### PROMPT
Filter the entries, keeping every line with the word "Bitte".

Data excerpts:
○ ○ ○ ○ ○ ○ ○

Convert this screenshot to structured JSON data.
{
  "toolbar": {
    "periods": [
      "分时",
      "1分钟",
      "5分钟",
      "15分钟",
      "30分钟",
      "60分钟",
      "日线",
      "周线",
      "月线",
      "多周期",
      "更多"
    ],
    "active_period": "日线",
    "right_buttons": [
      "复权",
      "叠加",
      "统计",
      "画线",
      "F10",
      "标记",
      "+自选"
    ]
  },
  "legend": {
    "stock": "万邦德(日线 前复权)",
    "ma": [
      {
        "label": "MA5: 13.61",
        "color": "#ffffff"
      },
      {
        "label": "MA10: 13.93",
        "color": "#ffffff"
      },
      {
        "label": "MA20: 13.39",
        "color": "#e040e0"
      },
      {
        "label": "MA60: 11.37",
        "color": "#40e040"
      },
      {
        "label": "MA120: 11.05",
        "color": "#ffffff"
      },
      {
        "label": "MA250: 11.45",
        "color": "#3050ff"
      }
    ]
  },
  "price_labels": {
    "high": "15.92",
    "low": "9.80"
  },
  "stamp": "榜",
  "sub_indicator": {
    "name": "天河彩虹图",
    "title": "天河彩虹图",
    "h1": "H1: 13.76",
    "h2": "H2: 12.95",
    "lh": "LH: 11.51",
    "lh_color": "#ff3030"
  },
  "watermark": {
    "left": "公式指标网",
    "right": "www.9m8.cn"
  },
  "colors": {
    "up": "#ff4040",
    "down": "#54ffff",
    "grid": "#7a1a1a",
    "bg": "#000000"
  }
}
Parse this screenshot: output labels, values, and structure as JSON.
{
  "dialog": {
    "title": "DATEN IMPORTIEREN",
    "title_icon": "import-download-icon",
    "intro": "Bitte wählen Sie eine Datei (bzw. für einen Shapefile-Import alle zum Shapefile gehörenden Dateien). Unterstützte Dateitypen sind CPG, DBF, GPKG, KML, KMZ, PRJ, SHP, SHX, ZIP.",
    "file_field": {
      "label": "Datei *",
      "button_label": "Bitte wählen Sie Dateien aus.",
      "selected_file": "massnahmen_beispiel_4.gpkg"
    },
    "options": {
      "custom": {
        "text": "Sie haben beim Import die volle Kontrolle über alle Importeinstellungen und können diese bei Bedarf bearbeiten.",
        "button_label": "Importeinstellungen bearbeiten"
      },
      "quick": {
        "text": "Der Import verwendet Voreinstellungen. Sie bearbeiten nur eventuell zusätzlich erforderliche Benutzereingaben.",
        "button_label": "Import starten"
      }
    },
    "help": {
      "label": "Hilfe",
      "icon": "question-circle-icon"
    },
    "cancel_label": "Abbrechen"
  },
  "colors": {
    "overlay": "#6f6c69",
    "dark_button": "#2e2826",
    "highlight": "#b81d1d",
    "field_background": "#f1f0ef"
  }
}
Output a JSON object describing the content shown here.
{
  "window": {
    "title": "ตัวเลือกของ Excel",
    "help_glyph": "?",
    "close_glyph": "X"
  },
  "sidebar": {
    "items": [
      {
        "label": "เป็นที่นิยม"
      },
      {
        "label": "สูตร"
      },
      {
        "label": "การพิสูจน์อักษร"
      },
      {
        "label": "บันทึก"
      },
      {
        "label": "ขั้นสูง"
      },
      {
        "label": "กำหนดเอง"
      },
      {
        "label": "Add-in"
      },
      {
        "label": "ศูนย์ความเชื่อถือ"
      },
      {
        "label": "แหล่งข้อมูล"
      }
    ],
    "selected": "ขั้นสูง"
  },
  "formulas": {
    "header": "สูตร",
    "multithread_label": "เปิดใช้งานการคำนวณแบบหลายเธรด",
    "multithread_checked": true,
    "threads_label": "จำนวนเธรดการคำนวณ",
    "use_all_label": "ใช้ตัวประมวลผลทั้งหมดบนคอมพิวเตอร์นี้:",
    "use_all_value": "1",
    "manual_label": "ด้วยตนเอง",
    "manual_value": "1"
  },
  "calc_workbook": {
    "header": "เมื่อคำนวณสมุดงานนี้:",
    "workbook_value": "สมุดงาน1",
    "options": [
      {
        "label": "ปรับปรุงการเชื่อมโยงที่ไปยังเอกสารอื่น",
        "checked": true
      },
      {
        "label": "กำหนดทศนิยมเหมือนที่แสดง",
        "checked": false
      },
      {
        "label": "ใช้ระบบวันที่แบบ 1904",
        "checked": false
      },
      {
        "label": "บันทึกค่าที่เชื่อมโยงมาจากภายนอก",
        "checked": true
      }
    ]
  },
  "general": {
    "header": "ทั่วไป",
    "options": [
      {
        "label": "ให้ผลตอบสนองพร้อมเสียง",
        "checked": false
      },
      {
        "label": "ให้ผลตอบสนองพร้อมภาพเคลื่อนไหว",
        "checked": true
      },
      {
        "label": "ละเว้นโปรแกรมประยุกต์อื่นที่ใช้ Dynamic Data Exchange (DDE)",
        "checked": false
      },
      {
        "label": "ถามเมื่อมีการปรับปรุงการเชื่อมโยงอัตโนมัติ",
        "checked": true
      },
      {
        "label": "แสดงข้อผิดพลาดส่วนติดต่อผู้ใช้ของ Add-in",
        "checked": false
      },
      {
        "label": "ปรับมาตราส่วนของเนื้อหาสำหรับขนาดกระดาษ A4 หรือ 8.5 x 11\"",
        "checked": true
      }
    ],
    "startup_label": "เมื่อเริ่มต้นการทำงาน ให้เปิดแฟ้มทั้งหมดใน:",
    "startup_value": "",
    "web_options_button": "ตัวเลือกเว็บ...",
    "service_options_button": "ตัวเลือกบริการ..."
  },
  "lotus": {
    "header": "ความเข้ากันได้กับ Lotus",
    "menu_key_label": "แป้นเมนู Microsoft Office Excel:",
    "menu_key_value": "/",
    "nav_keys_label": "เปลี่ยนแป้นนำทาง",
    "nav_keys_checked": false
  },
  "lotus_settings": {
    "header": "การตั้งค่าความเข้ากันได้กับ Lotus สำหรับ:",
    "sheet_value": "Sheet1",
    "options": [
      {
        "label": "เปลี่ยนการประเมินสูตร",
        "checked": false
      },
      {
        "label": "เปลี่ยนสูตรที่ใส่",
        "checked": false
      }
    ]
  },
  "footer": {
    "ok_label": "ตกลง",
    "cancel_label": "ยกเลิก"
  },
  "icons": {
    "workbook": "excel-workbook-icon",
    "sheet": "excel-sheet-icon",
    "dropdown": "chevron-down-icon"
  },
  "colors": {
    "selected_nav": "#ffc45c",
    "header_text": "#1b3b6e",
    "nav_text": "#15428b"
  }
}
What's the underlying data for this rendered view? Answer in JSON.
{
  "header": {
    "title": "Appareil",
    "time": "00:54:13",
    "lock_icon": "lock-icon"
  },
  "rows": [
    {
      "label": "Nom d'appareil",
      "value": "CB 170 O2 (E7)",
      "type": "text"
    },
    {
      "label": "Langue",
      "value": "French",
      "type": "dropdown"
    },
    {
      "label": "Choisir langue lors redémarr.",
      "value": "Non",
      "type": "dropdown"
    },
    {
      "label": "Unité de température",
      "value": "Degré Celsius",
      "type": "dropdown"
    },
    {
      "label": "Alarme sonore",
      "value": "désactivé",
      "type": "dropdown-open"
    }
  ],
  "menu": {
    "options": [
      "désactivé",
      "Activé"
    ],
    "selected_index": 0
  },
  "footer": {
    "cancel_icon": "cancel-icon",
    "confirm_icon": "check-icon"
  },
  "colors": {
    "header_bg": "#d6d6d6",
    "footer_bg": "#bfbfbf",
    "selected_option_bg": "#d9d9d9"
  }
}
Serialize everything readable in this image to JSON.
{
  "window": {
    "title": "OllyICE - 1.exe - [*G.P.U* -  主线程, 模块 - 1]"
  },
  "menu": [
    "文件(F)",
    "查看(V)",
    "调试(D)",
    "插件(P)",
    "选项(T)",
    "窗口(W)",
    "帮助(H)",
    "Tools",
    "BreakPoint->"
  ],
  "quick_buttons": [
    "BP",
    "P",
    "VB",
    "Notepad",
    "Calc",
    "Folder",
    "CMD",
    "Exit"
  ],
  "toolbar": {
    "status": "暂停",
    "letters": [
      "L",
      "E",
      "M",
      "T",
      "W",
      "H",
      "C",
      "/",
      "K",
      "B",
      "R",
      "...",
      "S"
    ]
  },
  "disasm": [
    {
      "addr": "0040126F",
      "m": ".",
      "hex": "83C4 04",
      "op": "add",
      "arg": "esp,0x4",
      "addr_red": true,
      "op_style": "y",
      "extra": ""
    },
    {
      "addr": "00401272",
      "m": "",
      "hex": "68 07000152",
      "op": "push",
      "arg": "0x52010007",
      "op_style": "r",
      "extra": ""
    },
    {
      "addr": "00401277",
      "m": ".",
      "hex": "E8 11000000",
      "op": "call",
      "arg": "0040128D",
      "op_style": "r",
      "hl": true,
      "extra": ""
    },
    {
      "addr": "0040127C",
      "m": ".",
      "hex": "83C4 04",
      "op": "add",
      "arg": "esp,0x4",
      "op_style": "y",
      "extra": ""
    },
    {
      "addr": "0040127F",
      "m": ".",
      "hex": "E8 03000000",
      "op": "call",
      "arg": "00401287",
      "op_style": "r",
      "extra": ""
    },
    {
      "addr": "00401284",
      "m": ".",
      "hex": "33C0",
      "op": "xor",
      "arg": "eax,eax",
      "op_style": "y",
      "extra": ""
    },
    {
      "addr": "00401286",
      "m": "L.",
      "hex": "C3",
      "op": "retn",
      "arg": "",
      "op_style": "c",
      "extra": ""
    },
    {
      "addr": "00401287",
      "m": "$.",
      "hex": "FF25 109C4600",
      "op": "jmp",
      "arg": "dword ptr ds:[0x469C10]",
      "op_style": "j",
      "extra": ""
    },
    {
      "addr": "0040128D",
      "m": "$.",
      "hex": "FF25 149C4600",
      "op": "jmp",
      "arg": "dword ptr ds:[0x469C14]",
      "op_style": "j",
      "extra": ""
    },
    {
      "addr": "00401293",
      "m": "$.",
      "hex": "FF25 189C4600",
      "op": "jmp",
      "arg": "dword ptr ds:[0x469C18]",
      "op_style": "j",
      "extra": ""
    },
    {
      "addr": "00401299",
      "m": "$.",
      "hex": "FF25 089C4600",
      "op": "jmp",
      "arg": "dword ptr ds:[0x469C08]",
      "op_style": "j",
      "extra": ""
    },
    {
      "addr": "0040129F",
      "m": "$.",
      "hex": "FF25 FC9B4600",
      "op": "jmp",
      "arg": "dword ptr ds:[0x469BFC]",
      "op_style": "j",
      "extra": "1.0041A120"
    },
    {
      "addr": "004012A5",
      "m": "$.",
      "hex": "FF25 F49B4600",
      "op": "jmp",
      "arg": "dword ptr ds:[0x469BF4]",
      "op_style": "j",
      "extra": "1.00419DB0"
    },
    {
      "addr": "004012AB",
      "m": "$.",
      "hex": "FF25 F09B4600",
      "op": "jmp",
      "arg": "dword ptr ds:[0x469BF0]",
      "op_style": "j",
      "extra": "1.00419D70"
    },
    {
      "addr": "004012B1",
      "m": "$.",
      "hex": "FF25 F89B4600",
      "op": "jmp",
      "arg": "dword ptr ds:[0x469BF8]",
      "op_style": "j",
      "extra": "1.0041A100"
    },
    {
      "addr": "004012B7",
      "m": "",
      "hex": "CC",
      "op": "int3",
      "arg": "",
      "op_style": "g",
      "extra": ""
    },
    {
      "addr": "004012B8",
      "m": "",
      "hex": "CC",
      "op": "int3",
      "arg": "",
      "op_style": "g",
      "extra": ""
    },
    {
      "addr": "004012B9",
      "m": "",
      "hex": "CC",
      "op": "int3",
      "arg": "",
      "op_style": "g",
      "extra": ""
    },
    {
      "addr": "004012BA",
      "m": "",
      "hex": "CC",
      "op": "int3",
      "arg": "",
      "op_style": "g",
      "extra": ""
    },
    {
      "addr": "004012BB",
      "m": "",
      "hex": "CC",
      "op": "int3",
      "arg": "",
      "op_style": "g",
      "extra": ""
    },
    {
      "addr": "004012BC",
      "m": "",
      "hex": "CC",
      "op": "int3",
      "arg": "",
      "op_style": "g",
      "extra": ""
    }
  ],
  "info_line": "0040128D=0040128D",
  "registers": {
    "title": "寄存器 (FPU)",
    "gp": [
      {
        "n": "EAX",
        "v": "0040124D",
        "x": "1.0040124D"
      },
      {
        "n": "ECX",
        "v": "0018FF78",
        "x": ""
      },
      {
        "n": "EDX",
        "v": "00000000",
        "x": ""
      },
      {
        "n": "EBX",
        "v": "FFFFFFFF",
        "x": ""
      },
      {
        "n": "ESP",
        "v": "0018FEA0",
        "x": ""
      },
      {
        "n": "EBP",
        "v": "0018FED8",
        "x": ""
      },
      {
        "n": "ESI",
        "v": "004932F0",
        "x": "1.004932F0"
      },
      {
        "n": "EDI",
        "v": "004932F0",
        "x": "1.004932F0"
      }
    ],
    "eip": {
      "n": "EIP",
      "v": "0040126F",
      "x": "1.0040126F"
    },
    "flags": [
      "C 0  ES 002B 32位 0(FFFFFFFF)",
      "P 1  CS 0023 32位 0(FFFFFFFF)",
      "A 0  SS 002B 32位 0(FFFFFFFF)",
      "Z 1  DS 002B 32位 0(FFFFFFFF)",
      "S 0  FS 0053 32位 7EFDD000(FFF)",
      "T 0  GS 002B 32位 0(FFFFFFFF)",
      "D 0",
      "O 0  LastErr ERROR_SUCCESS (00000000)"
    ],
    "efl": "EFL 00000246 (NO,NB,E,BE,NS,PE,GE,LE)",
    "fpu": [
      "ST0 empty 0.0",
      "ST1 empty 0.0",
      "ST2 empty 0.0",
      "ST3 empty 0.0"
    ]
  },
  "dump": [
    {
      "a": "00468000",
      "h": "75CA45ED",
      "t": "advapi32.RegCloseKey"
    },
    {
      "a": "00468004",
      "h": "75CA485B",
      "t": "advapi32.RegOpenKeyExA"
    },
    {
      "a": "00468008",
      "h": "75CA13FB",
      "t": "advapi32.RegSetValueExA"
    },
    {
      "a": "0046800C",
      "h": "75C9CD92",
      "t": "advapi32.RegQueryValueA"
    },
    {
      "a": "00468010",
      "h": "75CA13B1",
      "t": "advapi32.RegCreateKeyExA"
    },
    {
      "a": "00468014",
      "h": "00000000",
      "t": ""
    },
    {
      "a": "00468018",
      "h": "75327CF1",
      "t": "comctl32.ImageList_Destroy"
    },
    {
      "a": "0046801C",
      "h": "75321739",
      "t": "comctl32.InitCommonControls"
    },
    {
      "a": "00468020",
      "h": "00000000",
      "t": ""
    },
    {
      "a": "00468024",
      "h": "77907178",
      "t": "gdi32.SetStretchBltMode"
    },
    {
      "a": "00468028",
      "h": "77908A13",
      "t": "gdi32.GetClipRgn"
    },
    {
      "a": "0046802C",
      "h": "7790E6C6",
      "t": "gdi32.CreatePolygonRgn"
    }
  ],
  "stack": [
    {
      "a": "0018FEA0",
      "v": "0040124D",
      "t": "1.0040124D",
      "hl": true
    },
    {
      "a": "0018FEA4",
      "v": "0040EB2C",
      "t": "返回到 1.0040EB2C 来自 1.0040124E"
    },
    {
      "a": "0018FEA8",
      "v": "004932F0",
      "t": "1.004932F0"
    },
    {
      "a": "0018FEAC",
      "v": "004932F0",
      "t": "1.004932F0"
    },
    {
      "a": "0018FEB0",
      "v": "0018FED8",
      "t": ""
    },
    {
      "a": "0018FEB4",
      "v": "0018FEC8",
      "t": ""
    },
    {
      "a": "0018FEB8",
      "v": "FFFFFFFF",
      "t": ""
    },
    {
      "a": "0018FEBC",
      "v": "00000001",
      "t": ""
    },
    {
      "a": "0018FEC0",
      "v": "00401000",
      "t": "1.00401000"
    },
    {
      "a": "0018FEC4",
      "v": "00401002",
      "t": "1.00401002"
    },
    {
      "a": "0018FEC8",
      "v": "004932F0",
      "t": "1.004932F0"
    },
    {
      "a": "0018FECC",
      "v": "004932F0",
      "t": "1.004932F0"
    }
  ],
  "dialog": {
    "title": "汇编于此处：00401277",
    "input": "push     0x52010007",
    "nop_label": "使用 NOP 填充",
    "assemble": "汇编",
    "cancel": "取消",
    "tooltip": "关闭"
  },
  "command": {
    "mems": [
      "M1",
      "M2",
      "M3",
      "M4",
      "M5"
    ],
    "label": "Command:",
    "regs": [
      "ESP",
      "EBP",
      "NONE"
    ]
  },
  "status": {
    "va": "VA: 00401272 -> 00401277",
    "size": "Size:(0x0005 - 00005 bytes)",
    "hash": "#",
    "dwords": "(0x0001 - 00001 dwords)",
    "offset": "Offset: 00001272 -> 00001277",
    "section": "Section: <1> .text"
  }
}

○ ○ ○ ○ ○ ○ ○

### EXERCISE OUTPUT
    "intro": "Bitte wählen Sie eine Datei (bzw. für einen Shapefile-Import alle zum Shapefile gehörenden Dateien). Unterstützte Dateitypen sind CPG, DBF, GPKG, KML, KMZ, PRJ, SHP, SHX, ZIP.",
      "button_label": "Bitte wählen Sie Dateien aus.",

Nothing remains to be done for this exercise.